──────── Material to process ────────
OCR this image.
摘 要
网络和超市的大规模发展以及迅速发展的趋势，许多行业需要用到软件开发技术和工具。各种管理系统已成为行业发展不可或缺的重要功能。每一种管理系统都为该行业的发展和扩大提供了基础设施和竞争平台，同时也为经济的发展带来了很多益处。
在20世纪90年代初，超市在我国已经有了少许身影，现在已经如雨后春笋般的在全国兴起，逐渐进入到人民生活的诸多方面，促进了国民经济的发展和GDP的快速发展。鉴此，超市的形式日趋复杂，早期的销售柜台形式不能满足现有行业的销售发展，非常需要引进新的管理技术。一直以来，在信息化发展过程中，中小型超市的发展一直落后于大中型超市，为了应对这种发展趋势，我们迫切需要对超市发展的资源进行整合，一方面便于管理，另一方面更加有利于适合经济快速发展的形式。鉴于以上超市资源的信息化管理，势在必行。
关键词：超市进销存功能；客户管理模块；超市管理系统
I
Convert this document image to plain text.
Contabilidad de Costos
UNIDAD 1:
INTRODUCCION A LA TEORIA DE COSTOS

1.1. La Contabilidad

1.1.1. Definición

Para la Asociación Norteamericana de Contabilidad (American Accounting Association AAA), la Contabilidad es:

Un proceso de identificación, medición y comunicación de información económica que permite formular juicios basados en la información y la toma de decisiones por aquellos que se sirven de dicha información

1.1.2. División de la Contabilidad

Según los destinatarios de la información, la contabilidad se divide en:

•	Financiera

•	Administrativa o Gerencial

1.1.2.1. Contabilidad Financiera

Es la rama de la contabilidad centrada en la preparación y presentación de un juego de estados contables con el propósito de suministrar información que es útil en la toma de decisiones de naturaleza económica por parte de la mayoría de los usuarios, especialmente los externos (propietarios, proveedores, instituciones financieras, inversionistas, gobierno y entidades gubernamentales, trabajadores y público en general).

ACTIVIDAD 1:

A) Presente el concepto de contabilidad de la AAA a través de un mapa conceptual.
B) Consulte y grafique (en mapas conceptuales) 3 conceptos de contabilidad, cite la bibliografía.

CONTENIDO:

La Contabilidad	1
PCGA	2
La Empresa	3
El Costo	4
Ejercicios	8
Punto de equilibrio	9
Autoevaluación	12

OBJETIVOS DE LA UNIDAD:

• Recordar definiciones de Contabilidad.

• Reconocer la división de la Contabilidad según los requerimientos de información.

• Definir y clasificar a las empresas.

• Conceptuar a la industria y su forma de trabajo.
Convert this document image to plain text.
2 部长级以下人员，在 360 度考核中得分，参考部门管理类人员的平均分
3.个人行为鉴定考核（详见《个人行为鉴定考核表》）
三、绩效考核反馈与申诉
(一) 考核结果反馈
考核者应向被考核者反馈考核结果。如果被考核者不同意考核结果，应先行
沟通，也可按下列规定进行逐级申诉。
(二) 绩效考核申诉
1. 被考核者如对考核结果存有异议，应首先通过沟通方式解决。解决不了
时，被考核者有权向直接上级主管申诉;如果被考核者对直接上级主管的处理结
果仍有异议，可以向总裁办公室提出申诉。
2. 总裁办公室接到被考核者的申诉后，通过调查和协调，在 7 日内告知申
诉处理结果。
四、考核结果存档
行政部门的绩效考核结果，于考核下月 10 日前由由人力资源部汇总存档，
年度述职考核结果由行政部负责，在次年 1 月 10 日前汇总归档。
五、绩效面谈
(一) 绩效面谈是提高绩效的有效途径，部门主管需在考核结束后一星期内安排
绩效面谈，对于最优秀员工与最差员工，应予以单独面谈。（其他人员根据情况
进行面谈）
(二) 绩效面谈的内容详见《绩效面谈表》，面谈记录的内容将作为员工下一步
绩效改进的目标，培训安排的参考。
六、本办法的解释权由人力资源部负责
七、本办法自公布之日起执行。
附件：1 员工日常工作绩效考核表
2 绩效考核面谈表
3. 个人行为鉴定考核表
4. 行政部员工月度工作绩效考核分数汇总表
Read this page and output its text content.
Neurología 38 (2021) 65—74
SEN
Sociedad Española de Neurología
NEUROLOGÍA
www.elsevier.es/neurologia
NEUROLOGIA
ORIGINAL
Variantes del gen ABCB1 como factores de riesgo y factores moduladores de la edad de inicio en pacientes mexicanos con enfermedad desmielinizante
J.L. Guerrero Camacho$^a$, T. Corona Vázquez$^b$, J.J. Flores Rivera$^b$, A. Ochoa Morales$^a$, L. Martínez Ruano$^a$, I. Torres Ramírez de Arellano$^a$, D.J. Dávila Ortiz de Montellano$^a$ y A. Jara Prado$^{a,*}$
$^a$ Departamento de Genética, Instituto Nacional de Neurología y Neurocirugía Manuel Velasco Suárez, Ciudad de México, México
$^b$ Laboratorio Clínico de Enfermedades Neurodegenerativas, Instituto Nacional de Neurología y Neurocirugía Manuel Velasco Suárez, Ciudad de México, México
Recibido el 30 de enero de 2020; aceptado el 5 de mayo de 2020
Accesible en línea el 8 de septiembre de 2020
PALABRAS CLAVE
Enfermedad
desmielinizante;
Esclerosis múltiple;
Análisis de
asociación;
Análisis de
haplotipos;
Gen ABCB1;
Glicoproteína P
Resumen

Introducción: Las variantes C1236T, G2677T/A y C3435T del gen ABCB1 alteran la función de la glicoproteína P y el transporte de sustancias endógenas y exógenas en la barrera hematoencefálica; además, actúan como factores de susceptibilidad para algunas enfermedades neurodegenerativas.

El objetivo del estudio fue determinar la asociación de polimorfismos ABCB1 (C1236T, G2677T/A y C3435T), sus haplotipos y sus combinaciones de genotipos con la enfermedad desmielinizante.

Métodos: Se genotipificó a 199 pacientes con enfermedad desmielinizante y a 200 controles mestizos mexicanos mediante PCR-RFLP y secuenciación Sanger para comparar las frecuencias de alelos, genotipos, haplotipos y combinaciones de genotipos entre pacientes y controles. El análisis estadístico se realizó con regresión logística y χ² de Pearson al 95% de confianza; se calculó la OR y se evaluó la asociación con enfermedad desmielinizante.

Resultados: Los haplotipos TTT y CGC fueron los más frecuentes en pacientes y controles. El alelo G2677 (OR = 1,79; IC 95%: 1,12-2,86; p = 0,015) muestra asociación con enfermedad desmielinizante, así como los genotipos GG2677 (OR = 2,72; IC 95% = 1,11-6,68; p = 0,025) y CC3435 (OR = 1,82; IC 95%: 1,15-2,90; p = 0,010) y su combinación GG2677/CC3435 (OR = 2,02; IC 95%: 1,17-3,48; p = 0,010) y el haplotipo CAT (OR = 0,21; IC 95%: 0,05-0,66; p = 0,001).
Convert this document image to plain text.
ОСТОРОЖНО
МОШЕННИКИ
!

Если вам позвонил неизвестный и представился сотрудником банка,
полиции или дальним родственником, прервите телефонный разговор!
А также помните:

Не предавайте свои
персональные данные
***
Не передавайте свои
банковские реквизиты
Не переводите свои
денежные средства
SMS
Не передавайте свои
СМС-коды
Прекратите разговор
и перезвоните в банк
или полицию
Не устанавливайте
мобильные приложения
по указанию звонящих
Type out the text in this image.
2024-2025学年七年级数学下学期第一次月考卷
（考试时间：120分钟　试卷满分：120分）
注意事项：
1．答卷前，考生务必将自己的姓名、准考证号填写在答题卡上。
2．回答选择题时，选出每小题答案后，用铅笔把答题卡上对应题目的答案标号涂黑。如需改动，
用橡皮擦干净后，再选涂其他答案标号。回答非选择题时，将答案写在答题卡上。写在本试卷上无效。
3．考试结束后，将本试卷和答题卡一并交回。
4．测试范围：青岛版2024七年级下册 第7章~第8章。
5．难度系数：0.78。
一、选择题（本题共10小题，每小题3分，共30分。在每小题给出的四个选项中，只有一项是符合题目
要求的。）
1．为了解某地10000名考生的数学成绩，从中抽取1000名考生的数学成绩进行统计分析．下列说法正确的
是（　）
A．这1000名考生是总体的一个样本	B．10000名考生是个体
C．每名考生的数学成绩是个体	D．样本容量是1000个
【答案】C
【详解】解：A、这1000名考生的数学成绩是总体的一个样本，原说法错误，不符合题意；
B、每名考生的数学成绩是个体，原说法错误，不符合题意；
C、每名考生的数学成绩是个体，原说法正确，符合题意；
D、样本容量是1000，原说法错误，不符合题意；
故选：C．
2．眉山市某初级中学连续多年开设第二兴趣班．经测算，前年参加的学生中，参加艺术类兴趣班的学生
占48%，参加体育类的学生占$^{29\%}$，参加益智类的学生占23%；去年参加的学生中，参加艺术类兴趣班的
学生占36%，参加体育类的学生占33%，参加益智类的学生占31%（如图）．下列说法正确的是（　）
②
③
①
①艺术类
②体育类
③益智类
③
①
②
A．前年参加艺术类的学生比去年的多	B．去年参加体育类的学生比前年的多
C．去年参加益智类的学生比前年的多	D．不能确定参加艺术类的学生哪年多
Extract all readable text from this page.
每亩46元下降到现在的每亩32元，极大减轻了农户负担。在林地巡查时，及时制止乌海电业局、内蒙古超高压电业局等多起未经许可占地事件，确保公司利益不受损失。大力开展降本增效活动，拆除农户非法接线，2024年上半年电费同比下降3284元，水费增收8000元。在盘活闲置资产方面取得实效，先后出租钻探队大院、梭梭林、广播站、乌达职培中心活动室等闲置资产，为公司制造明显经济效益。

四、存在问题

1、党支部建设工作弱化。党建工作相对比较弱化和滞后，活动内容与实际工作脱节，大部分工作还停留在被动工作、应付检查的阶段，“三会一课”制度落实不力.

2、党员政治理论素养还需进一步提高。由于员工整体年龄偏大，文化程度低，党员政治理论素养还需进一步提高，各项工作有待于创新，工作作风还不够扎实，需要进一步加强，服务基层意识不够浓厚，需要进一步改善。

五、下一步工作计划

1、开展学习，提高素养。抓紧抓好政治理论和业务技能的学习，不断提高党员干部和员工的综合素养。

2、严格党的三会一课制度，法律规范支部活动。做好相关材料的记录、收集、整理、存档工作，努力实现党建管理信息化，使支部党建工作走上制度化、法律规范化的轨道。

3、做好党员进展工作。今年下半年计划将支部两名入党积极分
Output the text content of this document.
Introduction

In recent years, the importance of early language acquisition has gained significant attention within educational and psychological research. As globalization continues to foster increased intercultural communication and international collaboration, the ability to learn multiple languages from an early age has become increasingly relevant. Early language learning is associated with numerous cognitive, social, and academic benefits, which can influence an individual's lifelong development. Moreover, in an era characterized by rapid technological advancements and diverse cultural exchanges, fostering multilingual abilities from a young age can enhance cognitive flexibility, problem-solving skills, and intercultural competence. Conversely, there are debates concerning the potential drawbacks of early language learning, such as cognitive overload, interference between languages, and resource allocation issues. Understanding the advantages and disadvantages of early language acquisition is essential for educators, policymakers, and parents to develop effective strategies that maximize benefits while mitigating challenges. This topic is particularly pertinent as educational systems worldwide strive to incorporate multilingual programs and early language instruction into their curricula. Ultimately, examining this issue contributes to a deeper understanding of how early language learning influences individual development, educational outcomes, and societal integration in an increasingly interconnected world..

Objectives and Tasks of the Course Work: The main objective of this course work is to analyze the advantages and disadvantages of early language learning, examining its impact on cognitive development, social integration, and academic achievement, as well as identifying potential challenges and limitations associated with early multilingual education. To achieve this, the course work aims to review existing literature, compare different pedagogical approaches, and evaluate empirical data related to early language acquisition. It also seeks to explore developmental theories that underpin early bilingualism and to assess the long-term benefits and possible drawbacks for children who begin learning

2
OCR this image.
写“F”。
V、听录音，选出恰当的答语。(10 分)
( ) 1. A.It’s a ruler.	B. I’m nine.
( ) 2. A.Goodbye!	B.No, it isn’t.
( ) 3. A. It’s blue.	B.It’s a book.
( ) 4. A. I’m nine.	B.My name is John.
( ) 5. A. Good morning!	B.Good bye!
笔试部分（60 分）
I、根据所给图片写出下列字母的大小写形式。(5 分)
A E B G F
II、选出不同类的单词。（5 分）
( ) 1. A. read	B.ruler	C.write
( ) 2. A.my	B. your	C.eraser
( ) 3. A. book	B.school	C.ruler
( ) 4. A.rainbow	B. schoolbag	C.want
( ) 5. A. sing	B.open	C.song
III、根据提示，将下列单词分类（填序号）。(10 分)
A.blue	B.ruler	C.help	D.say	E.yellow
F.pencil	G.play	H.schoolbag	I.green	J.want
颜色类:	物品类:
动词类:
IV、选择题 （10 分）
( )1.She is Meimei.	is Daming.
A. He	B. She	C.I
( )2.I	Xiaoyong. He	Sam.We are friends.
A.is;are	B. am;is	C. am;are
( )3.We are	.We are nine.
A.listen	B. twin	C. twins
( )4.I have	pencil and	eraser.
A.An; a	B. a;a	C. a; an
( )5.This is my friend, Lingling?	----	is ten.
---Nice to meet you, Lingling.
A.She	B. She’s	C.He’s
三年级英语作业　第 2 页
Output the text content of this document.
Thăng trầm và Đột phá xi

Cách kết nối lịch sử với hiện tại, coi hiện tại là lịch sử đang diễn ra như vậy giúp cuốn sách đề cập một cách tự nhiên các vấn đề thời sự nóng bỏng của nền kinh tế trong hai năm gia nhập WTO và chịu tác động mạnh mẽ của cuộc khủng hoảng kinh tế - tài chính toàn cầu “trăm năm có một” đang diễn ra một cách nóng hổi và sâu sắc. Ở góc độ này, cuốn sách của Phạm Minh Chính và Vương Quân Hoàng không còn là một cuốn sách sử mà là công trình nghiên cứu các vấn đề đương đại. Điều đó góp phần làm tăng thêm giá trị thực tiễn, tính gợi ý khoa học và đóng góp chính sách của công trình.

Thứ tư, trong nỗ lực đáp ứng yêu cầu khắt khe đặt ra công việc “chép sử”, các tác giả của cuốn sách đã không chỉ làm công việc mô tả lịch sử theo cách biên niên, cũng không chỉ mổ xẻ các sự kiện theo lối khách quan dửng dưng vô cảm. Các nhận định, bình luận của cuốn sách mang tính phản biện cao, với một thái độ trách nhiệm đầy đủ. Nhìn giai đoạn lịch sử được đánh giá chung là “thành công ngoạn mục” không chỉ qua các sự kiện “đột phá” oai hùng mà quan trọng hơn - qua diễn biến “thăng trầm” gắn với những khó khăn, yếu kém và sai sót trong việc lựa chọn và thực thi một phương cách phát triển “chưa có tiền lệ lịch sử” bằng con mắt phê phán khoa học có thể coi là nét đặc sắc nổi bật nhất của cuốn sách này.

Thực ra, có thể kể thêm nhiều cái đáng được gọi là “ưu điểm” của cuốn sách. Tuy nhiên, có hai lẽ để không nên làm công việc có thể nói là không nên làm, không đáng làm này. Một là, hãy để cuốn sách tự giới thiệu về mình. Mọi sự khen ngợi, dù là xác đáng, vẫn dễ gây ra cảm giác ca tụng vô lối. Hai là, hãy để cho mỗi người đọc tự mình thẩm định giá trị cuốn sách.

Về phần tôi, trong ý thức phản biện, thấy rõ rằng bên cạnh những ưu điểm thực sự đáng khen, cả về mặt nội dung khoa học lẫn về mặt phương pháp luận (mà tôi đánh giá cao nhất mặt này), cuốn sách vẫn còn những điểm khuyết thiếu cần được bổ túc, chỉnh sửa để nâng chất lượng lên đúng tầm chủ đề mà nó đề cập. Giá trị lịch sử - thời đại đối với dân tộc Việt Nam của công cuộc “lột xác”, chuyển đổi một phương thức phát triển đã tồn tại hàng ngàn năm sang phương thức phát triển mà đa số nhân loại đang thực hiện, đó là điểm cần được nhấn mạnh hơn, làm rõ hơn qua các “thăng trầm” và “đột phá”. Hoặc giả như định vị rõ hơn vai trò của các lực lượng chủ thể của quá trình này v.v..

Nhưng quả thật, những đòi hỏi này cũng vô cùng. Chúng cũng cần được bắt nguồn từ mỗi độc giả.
────────
* [The exercise]: In the records above, find each line with the word "ruler" and copy it.

* [Complete response]:
( ) 1. A.It’s a ruler.	B. I’m nine.
( ) 1. A. read	B.ruler	C.write
( ) 3. A. book	B.school	C.ruler
A.blue	B.ruler	C.help	D.say	E.yellow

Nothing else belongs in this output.